** Directive **
Give the listing again exactly, omitting its images.

(Figure record listings)

┌────────

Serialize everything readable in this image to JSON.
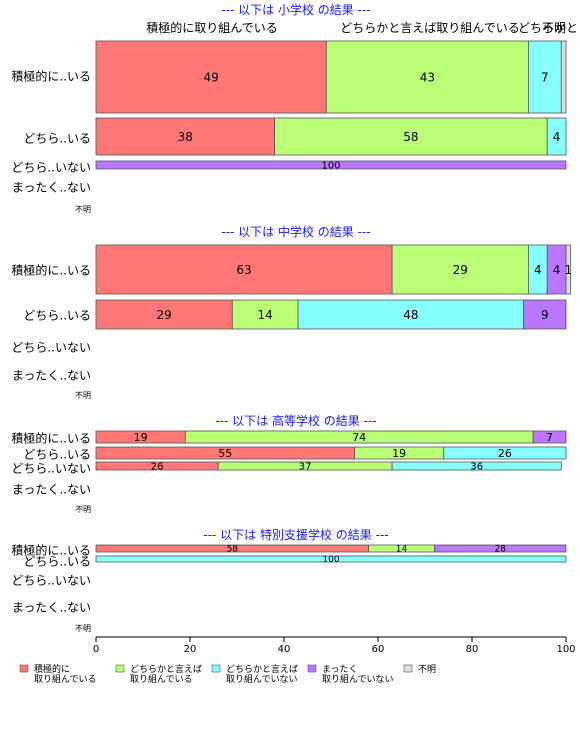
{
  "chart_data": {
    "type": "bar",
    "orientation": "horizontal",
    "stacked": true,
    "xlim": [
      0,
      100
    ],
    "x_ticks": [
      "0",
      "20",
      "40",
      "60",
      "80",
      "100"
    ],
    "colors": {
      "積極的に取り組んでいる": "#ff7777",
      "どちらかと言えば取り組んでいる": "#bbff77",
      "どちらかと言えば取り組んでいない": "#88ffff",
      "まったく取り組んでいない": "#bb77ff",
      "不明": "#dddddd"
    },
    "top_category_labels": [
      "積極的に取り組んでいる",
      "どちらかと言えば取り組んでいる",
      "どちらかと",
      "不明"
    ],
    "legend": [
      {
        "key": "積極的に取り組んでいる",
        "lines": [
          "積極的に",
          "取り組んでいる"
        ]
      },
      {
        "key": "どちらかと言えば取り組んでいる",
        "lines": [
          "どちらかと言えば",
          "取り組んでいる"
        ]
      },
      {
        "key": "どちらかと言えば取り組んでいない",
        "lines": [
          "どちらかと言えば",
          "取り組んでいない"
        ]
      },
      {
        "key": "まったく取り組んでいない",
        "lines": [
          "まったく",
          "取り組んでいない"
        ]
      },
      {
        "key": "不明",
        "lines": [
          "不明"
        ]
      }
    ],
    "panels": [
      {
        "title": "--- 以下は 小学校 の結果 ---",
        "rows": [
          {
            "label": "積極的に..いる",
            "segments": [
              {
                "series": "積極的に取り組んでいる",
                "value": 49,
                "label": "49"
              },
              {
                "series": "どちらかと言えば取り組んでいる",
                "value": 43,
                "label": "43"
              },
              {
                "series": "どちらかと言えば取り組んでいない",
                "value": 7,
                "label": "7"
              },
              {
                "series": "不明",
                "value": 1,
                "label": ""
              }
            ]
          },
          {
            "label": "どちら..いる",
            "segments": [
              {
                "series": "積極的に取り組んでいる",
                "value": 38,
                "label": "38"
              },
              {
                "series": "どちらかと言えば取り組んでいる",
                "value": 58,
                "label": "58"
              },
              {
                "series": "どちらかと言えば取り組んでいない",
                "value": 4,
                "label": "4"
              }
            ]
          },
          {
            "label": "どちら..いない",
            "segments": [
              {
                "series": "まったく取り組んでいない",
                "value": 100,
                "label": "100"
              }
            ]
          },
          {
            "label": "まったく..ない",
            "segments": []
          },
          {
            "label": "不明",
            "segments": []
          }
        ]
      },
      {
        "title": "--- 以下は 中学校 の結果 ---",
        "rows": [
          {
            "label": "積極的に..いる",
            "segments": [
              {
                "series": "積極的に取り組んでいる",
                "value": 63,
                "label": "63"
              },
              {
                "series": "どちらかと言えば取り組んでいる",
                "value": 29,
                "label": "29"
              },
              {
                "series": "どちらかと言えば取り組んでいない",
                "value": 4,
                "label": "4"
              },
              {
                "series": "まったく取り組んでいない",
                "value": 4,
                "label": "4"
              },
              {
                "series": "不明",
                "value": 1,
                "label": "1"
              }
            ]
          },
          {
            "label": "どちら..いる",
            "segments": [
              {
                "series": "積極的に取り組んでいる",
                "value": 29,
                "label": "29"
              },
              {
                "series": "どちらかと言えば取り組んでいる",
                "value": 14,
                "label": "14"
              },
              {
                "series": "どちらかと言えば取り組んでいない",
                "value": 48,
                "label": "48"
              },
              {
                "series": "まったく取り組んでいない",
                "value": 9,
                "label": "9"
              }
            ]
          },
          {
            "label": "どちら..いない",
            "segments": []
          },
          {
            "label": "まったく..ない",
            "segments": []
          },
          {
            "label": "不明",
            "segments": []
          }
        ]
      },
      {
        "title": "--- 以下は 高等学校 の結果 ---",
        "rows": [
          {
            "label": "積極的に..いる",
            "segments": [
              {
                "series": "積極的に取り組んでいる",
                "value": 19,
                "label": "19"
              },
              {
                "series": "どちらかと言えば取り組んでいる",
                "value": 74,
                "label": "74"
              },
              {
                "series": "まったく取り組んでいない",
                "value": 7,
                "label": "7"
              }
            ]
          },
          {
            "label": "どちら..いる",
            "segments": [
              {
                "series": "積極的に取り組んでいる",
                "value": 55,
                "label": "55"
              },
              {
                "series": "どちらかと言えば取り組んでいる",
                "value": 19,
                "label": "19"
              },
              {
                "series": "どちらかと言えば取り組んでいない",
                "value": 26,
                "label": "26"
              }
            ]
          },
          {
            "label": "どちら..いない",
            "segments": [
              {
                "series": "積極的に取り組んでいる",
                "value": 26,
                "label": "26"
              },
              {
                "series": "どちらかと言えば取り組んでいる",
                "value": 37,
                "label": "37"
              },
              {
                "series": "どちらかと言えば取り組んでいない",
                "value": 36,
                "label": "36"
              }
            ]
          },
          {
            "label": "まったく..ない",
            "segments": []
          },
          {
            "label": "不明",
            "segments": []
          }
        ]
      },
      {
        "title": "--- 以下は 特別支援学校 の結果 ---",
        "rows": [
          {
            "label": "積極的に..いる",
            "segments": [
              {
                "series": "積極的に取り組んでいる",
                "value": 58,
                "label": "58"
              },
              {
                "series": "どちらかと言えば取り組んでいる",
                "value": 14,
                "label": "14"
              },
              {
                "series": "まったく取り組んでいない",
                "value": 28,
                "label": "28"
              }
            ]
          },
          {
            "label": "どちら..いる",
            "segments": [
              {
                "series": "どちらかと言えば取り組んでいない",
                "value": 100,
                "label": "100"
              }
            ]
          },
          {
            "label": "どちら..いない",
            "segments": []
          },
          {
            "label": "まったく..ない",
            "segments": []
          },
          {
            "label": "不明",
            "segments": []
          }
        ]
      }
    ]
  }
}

└────────

** Solution to the problem **
Serialize everything readable in this image to JSON.
{
  "chart_data": {
    "type": "bar",
    "orientation": "horizontal",
    "stacked": true,
    "xlim": [
      0,
      100
    ],
    "x_ticks": [
      "0",
      "20",
      "40",
      "60",
      "80",
      "100"
    ],
    "colors": {
      "積極的に取り組んでいる": "#ff7777",
      "どちらかと言えば取り組んでいる": "#bbff77",
      "どちらかと言えば取り組んでいない": "#88ffff",
      "まったく取り組んでいない": "#bb77ff",
      "不明": "#dddddd"
    },
    "top_category_labels": [
      "積極的に取り組んでいる",
      "どちらかと言えば取り組んでいる",
      "どちらかと",
      "不明"
    ],
    "legend": [
      {
        "key": "積極的に取り組んでいる",
        "lines": [
          "積極的に",
          "取り組んでいる"
        ]
      },
      {
        "key": "どちらかと言えば取り組んでいる",
        "lines": [
          "どちらかと言えば",
          "取り組んでいる"
        ]
      },
      {
        "key": "どちらかと言えば取り組んでいない",
        "lines": [
          "どちらかと言えば",
          "取り組んでいない"
        ]
      },
      {
        "key": "まったく取り組んでいない",
        "lines": [
          "まったく",
          "取り組んでいない"
        ]
      },
      {
        "key": "不明",
        "lines": [
          "不明"
        ]
      }
    ],
    "panels": [
      {
        "title": "--- 以下は 小学校 の結果 ---",
        "rows": [
          {
            "label": "積極的に..いる",
            "segments": [
              {
                "series": "積極的に取り組んでいる",
                "value": 49,
                "label": "49"
              },
              {
                "series": "どちらかと言えば取り組んでいる",
                "value": 43,
                "label": "43"
              },
              {
                "series": "どちらかと言えば取り組んでいない",
                "value": 7,
                "label": "7"
              },
              {
                "series": "不明",
                "value": 1,
                "label": ""
              }
            ]
          },
          {
            "label": "どちら..いる",
            "segments": [
              {
                "series": "積極的に取り組んでいる",
                "value": 38,
                "label": "38"
              },
              {
                "series": "どちらかと言えば取り組んでいる",
                "value": 58,
                "label": "58"
              },
              {
                "series": "どちらかと言えば取り組んでいない",
                "value": 4,
                "label": "4"
              }
            ]
          },
          {
            "label": "どちら..いない",
            "segments": [
              {
                "series": "まったく取り組んでいない",
                "value": 100,
                "label": "100"
              }
            ]
          },
          {
            "label": "まったく..ない",
            "segments": []
          },
          {
            "label": "不明",
            "segments": []
          }
        ]
      },
      {
        "title": "--- 以下は 中学校 の結果 ---",
        "rows": [
          {
            "label": "積極的に..いる",
            "segments": [
              {
                "series": "積極的に取り組んでいる",
                "value": 63,
                "label": "63"
              },
              {
                "series": "どちらかと言えば取り組んでいる",
                "value": 29,
                "label": "29"
              },
              {
                "series": "どちらかと言えば取り組んでいない",
                "value": 4,
                "label": "4"
              },
              {
                "series": "まったく取り組んでいない",
                "value": 4,
                "label": "4"
              },
              {
                "series": "不明",
                "value": 1,
                "label": "1"
              }
            ]
          },
          {
            "label": "どちら..いる",
            "segments": [
              {
                "series": "積極的に取り組んでいる",
                "value": 29,
                "label": "29"
              },
              {
                "series": "どちらかと言えば取り組んでいる",
                "value": 14,
                "label": "14"
              },
              {
                "series": "どちらかと言えば取り組んでいない",
                "value": 48,
                "label": "48"
              },
              {
                "series": "まったく取り組んでいない",
                "value": 9,
                "label": "9"
              }
            ]
          },
          {
            "label": "どちら..いない",
            "segments": []
          },
          {
            "label": "まったく..ない",
            "segments": []
          },
          {
            "label": "不明",
            "segments": []
          }
        ]
      },
      {
        "title": "--- 以下は 高等学校 の結果 ---",
        "rows": [
          {
            "label": "積極的に..いる",
            "segments": [
              {
                "series": "積極的に取り組んでいる",
                "value": 19,
                "label": "19"
              },
              {
                "series": "どちらかと言えば取り組んでいる",
                "value": 74,
                "label": "74"
              },
              {
                "series": "まったく取り組んでいない",
                "value": 7,
                "label": "7"
              }
            ]
          },
          {
            "label": "どちら..いる",
            "segments": [
              {
                "series": "積極的に取り組んでいる",
                "value": 55,
                "label": "55"
              },
              {
                "series": "どちらかと言えば取り組んでいる",
                "value": 19,
                "label": "19"
              },
              {
                "series": "どちらかと言えば取り組んでいない",
                "value": 26,
                "label": "26"
              }
            ]
          },
          {
            "label": "どちら..いない",
            "segments": [
              {
                "series": "積極的に取り組んでいる",
                "value": 26,
                "label": "26"
              },
              {
                "series": "どちらかと言えば取り組んでいる",
                "value": 37,
                "label": "37"
              },
              {
                "series": "どちらかと言えば取り組んでいない",
                "value": 36,
                "label": "36"
              }
            ]
          },
          {
            "label": "まったく..ない",
            "segments": []
          },
          {
            "label": "不明",
            "segments": []
          }
        ]
      },
      {
        "title": "--- 以下は 特別支援学校 の結果 ---",
        "rows": [
          {
            "label": "積極的に..いる",
            "segments": [
              {
                "series": "積極的に取り組んでいる",
                "value": 58,
                "label": "58"
              },
              {
                "series": "どちらかと言えば取り組んでいる",
                "value": 14,
                "label": "14"
              },
              {
                "series": "まったく取り組んでいない",
                "value": 28,
                "label": "28"
              }
            ]
          },
          {
            "label": "どちら..いる",
            "segments": [
              {
                "series": "どちらかと言えば取り組んでいない",
                "value": 100,
                "label": "100"
              }
            ]
          },
          {
            "label": "どちら..いない",
            "segments": []
          },
          {
            "label": "まったく..ない",
            "segments": []
          },
          {
            "label": "不明",
            "segments": []
          }
        ]
      }
    ]
  }
}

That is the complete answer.